▸ **Task brief**:
Pull out every line of the listing below where "bottom" appears.

Recorded data:
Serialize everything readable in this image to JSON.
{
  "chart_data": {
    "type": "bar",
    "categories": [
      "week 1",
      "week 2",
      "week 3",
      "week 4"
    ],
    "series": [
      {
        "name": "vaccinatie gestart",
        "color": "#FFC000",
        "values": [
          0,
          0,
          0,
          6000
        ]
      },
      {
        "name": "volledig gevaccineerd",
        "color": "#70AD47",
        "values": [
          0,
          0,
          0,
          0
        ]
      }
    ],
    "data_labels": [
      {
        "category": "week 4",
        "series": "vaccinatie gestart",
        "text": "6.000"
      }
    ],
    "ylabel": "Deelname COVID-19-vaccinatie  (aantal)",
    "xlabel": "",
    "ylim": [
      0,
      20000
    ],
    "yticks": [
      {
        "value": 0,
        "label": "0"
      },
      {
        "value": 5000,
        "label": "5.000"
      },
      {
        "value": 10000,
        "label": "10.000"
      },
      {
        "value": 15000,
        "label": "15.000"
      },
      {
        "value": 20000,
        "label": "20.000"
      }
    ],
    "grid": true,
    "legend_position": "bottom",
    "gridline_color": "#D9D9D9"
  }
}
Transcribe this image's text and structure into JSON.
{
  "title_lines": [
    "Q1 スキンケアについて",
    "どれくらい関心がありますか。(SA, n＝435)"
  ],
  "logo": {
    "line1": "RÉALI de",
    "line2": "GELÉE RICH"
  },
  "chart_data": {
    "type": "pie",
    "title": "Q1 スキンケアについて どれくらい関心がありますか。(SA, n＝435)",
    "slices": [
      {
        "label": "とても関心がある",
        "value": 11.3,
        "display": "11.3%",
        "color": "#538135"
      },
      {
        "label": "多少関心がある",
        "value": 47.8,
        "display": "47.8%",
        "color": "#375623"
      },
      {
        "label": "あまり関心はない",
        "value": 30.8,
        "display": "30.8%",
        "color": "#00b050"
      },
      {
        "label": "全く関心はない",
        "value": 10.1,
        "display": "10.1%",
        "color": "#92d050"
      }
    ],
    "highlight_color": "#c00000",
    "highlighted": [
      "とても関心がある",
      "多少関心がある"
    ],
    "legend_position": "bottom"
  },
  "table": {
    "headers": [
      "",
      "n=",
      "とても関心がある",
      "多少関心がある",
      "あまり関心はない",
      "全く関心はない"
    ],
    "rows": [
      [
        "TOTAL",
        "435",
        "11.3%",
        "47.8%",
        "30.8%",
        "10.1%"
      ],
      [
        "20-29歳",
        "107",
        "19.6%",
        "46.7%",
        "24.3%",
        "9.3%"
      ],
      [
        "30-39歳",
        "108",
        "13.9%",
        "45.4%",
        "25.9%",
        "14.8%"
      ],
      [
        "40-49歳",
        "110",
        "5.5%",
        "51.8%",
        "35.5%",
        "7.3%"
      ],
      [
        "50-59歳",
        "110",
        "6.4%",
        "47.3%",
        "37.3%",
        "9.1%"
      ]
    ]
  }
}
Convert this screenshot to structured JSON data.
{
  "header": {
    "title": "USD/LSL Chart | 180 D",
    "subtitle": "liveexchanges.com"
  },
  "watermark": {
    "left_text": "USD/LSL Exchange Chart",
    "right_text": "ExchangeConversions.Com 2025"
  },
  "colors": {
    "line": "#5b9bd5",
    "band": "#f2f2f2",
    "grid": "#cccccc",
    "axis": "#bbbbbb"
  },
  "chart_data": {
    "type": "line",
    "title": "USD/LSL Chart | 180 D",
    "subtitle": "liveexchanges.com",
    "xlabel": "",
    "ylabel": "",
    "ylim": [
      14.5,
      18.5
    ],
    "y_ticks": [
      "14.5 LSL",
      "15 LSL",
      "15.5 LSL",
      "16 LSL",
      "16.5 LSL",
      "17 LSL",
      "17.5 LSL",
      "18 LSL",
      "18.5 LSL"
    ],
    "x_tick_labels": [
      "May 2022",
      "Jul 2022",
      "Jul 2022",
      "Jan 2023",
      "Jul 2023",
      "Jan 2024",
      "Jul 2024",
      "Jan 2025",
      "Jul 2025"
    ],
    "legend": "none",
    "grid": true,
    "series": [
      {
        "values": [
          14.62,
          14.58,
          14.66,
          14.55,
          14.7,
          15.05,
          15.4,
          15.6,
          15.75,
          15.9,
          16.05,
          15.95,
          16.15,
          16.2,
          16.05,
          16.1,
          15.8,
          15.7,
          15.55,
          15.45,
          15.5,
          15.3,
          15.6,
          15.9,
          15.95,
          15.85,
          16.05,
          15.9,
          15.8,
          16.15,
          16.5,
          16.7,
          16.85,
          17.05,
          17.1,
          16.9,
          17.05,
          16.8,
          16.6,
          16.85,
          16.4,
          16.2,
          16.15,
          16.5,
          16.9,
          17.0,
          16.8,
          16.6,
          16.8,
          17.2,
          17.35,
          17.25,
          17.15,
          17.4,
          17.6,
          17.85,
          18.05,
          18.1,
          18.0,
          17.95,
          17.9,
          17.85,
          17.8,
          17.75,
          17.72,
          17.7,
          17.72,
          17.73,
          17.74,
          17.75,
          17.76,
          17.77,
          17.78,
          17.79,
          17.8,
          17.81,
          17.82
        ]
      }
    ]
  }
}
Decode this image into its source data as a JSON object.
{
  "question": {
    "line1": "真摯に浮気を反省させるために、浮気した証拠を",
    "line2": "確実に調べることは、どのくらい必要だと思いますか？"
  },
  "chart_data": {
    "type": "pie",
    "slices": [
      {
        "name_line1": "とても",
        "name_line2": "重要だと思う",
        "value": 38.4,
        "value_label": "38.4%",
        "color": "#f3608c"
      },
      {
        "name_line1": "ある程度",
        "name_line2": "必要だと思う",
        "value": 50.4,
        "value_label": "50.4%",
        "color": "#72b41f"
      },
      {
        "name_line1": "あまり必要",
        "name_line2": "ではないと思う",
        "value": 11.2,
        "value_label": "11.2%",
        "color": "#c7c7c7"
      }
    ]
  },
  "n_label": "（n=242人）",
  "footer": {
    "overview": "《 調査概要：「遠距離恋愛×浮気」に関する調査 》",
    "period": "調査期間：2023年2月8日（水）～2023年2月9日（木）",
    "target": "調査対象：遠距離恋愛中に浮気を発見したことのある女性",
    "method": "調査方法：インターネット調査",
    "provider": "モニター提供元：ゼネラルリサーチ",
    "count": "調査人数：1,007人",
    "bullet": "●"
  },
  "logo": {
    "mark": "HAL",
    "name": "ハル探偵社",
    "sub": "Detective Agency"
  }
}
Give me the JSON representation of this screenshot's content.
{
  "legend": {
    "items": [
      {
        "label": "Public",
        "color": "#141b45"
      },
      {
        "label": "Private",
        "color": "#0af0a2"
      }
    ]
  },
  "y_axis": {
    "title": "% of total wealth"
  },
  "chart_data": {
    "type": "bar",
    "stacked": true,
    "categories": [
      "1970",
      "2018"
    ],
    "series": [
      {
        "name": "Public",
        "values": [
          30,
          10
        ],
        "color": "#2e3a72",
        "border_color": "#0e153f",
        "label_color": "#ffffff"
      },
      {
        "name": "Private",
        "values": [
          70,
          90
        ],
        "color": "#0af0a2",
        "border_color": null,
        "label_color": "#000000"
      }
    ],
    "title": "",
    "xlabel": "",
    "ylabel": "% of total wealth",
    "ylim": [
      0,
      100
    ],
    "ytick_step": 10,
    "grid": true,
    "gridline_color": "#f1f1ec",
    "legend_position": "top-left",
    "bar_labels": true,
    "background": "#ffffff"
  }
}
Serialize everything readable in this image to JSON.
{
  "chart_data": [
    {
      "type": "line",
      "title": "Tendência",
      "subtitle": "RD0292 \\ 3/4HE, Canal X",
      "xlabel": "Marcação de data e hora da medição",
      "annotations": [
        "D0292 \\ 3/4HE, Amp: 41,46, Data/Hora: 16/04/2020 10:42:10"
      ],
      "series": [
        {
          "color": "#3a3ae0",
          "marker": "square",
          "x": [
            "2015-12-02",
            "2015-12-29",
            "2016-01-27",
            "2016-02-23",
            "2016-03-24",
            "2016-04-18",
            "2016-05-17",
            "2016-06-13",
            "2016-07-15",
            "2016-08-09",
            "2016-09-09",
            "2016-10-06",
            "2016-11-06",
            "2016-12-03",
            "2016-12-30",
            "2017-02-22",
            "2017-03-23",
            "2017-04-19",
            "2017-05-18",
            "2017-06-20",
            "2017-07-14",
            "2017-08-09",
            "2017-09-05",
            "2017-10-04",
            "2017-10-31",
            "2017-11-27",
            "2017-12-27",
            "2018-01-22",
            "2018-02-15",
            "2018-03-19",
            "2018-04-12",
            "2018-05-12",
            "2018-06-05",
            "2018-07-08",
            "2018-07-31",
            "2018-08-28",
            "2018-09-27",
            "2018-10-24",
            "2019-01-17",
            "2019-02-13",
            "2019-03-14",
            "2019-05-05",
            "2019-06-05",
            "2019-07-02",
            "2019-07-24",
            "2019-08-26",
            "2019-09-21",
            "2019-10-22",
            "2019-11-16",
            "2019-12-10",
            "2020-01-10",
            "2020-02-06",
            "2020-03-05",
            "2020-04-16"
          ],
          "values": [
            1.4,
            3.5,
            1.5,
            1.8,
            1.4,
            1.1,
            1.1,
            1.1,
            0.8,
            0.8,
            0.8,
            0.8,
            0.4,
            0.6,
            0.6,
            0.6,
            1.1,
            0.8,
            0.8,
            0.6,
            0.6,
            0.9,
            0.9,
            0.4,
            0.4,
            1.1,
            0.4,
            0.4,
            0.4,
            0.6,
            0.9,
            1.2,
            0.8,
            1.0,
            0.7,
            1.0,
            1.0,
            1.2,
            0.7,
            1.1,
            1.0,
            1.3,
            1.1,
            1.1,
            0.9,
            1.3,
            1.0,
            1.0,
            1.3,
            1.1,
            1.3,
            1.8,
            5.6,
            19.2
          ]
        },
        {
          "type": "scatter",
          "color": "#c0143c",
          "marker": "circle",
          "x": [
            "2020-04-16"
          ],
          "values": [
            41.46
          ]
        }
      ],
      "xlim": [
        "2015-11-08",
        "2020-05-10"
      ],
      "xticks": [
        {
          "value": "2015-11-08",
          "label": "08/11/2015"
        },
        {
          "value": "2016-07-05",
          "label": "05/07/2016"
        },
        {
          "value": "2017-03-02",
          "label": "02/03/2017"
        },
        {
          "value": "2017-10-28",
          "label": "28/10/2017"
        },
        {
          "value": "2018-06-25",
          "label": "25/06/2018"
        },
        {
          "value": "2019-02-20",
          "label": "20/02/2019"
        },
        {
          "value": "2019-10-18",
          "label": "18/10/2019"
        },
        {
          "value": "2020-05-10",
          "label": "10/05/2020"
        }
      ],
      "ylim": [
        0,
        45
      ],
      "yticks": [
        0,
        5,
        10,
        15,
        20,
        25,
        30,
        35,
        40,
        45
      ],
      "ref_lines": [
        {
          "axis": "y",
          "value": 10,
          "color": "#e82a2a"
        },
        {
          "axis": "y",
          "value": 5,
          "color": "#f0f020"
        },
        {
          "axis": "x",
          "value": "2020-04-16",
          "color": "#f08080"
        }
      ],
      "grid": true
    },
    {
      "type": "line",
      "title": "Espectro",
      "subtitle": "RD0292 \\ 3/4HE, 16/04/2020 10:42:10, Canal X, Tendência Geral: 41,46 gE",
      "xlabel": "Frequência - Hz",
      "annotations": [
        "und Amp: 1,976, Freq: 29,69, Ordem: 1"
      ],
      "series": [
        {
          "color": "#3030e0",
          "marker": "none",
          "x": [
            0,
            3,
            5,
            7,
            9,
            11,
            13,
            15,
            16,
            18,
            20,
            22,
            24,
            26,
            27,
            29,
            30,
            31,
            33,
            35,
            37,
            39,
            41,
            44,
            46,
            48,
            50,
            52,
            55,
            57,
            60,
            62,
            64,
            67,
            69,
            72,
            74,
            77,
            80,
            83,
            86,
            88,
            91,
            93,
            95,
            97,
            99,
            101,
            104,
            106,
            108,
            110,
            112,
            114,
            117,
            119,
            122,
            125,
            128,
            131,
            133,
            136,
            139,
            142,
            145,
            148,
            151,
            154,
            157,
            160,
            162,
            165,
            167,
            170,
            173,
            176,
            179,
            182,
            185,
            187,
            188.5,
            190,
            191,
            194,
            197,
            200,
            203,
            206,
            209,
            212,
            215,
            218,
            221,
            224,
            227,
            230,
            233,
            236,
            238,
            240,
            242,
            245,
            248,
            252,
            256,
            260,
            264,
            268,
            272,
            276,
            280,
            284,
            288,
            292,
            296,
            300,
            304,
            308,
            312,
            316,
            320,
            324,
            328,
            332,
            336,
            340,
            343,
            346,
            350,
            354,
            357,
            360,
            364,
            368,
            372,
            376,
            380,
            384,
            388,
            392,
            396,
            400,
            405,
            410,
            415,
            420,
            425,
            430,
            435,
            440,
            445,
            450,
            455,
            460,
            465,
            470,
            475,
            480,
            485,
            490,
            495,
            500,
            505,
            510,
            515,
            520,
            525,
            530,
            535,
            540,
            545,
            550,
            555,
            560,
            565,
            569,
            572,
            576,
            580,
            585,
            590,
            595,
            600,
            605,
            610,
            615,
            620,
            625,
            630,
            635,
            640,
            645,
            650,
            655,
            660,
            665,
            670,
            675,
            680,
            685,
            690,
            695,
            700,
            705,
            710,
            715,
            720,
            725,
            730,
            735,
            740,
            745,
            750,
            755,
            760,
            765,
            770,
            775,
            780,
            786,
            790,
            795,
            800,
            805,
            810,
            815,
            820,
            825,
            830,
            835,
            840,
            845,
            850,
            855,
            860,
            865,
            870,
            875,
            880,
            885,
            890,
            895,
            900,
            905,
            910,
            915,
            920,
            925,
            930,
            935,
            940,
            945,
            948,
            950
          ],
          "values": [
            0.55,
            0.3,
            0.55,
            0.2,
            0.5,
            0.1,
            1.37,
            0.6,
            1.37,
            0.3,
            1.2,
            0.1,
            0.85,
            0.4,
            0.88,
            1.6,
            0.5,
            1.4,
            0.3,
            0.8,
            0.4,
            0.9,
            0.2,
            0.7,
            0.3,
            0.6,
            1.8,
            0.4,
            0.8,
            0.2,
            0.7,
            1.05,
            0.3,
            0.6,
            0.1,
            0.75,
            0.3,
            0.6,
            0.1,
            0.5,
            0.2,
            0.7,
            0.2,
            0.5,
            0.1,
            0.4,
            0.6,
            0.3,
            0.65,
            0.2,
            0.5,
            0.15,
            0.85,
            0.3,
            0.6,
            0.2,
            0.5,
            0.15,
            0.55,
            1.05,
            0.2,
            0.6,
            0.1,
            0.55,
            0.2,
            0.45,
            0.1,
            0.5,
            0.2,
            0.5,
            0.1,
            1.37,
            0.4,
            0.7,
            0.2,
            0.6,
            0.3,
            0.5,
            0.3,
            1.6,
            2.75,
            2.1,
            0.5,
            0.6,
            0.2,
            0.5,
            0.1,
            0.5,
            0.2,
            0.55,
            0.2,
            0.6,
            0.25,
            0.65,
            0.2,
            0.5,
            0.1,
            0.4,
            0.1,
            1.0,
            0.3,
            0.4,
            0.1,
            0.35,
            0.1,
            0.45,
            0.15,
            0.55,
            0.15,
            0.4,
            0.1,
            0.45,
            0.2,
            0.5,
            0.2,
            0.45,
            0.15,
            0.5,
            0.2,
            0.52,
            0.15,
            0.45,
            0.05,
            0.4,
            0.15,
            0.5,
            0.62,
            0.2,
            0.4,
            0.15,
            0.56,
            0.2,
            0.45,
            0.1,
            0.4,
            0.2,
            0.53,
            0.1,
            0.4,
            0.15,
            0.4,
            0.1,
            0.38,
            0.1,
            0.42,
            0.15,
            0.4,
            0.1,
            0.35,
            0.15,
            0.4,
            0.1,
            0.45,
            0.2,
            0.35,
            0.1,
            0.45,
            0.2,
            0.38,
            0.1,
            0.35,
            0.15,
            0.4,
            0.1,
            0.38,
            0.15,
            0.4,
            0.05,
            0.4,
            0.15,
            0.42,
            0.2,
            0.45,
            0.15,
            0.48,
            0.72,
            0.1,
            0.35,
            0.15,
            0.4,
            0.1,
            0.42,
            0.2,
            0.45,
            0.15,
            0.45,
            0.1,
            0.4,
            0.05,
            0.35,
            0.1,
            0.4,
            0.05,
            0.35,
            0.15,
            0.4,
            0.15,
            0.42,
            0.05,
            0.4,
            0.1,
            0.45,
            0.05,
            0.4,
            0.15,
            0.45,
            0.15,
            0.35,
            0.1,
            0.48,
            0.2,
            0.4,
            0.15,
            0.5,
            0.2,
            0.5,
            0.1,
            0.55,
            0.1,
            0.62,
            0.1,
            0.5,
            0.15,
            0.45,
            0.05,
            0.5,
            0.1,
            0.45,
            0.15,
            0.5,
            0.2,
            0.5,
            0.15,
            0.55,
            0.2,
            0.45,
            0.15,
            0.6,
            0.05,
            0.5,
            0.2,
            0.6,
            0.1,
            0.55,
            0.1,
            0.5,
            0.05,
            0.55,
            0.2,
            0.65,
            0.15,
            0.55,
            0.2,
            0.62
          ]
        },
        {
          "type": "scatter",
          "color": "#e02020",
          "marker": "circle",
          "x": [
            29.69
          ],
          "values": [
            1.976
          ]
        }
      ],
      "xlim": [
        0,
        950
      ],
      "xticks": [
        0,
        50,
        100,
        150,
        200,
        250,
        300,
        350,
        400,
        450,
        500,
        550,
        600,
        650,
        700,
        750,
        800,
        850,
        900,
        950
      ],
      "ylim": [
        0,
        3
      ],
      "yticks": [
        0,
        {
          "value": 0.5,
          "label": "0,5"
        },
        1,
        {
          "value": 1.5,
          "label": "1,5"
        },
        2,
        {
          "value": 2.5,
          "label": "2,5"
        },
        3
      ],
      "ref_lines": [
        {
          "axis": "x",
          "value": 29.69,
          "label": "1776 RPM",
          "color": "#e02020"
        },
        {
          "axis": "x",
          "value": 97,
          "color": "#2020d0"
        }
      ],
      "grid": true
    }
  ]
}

▸ **Response**:
    "legend_position": "bottom",
    "legend_position": "bottom"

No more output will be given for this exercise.